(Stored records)
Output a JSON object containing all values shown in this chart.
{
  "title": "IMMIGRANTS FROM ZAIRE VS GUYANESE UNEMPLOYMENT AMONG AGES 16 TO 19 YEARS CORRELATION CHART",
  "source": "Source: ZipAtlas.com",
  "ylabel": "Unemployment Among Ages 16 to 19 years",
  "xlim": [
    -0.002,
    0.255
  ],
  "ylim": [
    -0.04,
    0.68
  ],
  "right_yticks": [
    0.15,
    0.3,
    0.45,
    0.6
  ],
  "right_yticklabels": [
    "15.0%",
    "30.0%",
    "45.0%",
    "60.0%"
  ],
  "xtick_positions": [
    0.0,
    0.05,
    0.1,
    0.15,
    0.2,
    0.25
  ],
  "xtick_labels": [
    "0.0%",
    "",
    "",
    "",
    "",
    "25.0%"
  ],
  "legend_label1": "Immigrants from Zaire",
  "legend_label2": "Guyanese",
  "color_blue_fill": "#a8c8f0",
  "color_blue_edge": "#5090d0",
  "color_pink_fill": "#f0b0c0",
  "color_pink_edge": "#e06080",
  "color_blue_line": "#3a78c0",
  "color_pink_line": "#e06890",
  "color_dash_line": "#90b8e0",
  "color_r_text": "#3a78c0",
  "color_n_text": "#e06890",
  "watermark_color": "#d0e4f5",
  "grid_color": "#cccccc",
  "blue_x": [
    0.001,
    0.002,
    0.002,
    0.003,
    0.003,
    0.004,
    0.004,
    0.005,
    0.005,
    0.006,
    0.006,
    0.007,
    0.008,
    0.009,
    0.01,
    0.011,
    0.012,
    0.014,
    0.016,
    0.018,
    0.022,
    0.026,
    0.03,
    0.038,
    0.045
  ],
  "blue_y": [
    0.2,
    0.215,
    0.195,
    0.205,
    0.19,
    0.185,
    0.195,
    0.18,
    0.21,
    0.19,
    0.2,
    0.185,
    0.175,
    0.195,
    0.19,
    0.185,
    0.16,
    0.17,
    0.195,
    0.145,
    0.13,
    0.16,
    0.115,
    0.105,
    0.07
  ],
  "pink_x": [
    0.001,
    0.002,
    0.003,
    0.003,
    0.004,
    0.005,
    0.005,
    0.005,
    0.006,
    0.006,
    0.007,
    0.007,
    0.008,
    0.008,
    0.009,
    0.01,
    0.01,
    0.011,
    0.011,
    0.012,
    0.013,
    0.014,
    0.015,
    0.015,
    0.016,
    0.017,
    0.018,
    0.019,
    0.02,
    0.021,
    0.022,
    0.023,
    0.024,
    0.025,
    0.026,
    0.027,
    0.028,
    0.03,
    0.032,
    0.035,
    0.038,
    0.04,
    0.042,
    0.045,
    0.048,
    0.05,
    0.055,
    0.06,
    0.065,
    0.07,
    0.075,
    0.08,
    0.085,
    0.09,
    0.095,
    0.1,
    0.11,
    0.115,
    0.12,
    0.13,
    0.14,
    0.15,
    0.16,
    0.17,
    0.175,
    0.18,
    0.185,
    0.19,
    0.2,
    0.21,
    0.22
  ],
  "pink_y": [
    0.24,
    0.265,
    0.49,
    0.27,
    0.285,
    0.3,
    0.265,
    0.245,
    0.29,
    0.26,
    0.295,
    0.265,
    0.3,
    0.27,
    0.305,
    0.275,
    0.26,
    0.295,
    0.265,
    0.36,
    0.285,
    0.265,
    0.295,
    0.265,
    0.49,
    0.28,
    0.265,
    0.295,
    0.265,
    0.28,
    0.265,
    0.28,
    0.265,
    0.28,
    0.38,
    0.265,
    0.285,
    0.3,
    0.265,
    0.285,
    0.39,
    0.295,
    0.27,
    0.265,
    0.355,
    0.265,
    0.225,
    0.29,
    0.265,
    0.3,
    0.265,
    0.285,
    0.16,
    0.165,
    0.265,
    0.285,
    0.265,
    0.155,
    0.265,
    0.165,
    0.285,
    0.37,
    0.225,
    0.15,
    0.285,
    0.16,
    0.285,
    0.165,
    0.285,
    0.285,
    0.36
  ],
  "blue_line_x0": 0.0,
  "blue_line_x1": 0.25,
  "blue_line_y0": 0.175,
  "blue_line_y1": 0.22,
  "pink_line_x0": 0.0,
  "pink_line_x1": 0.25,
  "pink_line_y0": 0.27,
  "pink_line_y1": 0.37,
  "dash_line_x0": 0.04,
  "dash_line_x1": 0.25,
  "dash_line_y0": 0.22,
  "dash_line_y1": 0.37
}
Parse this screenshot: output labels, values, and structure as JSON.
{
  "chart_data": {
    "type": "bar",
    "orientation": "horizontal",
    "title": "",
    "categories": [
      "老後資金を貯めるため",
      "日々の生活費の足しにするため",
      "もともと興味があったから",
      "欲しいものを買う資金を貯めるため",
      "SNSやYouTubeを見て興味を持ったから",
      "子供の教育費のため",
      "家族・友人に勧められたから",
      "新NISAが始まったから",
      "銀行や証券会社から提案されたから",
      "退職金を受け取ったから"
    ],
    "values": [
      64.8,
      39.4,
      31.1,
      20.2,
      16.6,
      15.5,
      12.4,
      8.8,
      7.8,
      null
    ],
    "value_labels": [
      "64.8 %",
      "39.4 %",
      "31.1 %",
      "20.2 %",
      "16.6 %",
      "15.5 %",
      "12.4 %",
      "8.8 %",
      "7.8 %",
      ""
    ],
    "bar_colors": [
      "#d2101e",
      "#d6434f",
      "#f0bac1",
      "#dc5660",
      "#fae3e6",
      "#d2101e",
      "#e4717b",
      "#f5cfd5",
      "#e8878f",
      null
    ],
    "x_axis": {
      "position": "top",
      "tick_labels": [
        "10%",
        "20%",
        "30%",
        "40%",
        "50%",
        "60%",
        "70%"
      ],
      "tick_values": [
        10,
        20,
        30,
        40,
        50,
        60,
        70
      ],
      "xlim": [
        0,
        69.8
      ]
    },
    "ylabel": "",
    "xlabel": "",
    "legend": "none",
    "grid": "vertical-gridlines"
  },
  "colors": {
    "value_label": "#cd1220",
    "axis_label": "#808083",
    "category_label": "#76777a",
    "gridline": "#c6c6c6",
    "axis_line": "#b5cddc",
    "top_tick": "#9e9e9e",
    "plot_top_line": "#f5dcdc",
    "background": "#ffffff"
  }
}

YOUR GOAL →
Print the listing above in its entirety, with every line exact.

FULL SOLUTION →
Output a JSON object containing all values shown in this chart.
{
  "title": "IMMIGRANTS FROM ZAIRE VS GUYANESE UNEMPLOYMENT AMONG AGES 16 TO 19 YEARS CORRELATION CHART",
  "source": "Source: ZipAtlas.com",
  "ylabel": "Unemployment Among Ages 16 to 19 years",
  "xlim": [
    -0.002,
    0.255
  ],
  "ylim": [
    -0.04,
    0.68
  ],
  "right_yticks": [
    0.15,
    0.3,
    0.45,
    0.6
  ],
  "right_yticklabels": [
    "15.0%",
    "30.0%",
    "45.0%",
    "60.0%"
  ],
  "xtick_positions": [
    0.0,
    0.05,
    0.1,
    0.15,
    0.2,
    0.25
  ],
  "xtick_labels": [
    "0.0%",
    "",
    "",
    "",
    "",
    "25.0%"
  ],
  "legend_label1": "Immigrants from Zaire",
  "legend_label2": "Guyanese",
  "color_blue_fill": "#a8c8f0",
  "color_blue_edge": "#5090d0",
  "color_pink_fill": "#f0b0c0",
  "color_pink_edge": "#e06080",
  "color_blue_line": "#3a78c0",
  "color_pink_line": "#e06890",
  "color_dash_line": "#90b8e0",
  "color_r_text": "#3a78c0",
  "color_n_text": "#e06890",
  "watermark_color": "#d0e4f5",
  "grid_color": "#cccccc",
  "blue_x": [
    0.001,
    0.002,
    0.002,
    0.003,
    0.003,
    0.004,
    0.004,
    0.005,
    0.005,
    0.006,
    0.006,
    0.007,
    0.008,
    0.009,
    0.01,
    0.011,
    0.012,
    0.014,
    0.016,
    0.018,
    0.022,
    0.026,
    0.03,
    0.038,
    0.045
  ],
  "blue_y": [
    0.2,
    0.215,
    0.195,
    0.205,
    0.19,
    0.185,
    0.195,
    0.18,
    0.21,
    0.19,
    0.2,
    0.185,
    0.175,
    0.195,
    0.19,
    0.185,
    0.16,
    0.17,
    0.195,
    0.145,
    0.13,
    0.16,
    0.115,
    0.105,
    0.07
  ],
  "pink_x": [
    0.001,
    0.002,
    0.003,
    0.003,
    0.004,
    0.005,
    0.005,
    0.005,
    0.006,
    0.006,
    0.007,
    0.007,
    0.008,
    0.008,
    0.009,
    0.01,
    0.01,
    0.011,
    0.011,
    0.012,
    0.013,
    0.014,
    0.015,
    0.015,
    0.016,
    0.017,
    0.018,
    0.019,
    0.02,
    0.021,
    0.022,
    0.023,
    0.024,
    0.025,
    0.026,
    0.027,
    0.028,
    0.03,
    0.032,
    0.035,
    0.038,
    0.04,
    0.042,
    0.045,
    0.048,
    0.05,
    0.055,
    0.06,
    0.065,
    0.07,
    0.075,
    0.08,
    0.085,
    0.09,
    0.095,
    0.1,
    0.11,
    0.115,
    0.12,
    0.13,
    0.14,
    0.15,
    0.16,
    0.17,
    0.175,
    0.18,
    0.185,
    0.19,
    0.2,
    0.21,
    0.22
  ],
  "pink_y": [
    0.24,
    0.265,
    0.49,
    0.27,
    0.285,
    0.3,
    0.265,
    0.245,
    0.29,
    0.26,
    0.295,
    0.265,
    0.3,
    0.27,
    0.305,
    0.275,
    0.26,
    0.295,
    0.265,
    0.36,
    0.285,
    0.265,
    0.295,
    0.265,
    0.49,
    0.28,
    0.265,
    0.295,
    0.265,
    0.28,
    0.265,
    0.28,
    0.265,
    0.28,
    0.38,
    0.265,
    0.285,
    0.3,
    0.265,
    0.285,
    0.39,
    0.295,
    0.27,
    0.265,
    0.355,
    0.265,
    0.225,
    0.29,
    0.265,
    0.3,
    0.265,
    0.285,
    0.16,
    0.165,
    0.265,
    0.285,
    0.265,
    0.155,
    0.265,
    0.165,
    0.285,
    0.37,
    0.225,
    0.15,
    0.285,
    0.16,
    0.285,
    0.165,
    0.285,
    0.285,
    0.36
  ],
  "blue_line_x0": 0.0,
  "blue_line_x1": 0.25,
  "blue_line_y0": 0.175,
  "blue_line_y1": 0.22,
  "pink_line_x0": 0.0,
  "pink_line_x1": 0.25,
  "pink_line_y0": 0.27,
  "pink_line_y1": 0.37,
  "dash_line_x0": 0.04,
  "dash_line_x1": 0.25,
  "dash_line_y0": 0.22,
  "dash_line_y1": 0.37
}
Parse this screenshot: output labels, values, and structure as JSON.
{
  "chart_data": {
    "type": "bar",
    "orientation": "horizontal",
    "title": "",
    "categories": [
      "老後資金を貯めるため",
      "日々の生活費の足しにするため",
      "もともと興味があったから",
      "欲しいものを買う資金を貯めるため",
      "SNSやYouTubeを見て興味を持ったから",
      "子供の教育費のため",
      "家族・友人に勧められたから",
      "新NISAが始まったから",
      "銀行や証券会社から提案されたから",
      "退職金を受け取ったから"
    ],
    "values": [
      64.8,
      39.4,
      31.1,
      20.2,
      16.6,
      15.5,
      12.4,
      8.8,
      7.8,
      null
    ],
    "value_labels": [
      "64.8 %",
      "39.4 %",
      "31.1 %",
      "20.2 %",
      "16.6 %",
      "15.5 %",
      "12.4 %",
      "8.8 %",
      "7.8 %",
      ""
    ],
    "bar_colors": [
      "#d2101e",
      "#d6434f",
      "#f0bac1",
      "#dc5660",
      "#fae3e6",
      "#d2101e",
      "#e4717b",
      "#f5cfd5",
      "#e8878f",
      null
    ],
    "x_axis": {
      "position": "top",
      "tick_labels": [
        "10%",
        "20%",
        "30%",
        "40%",
        "50%",
        "60%",
        "70%"
      ],
      "tick_values": [
        10,
        20,
        30,
        40,
        50,
        60,
        70
      ],
      "xlim": [
        0,
        69.8
      ]
    },
    "ylabel": "",
    "xlabel": "",
    "legend": "none",
    "grid": "vertical-gridlines"
  },
  "colors": {
    "value_label": "#cd1220",
    "axis_label": "#808083",
    "category_label": "#76777a",
    "gridline": "#c6c6c6",
    "axis_line": "#b5cddc",
    "top_tick": "#9e9e9e",
    "plot_top_line": "#f5dcdc",
    "background": "#ffffff"
  }
}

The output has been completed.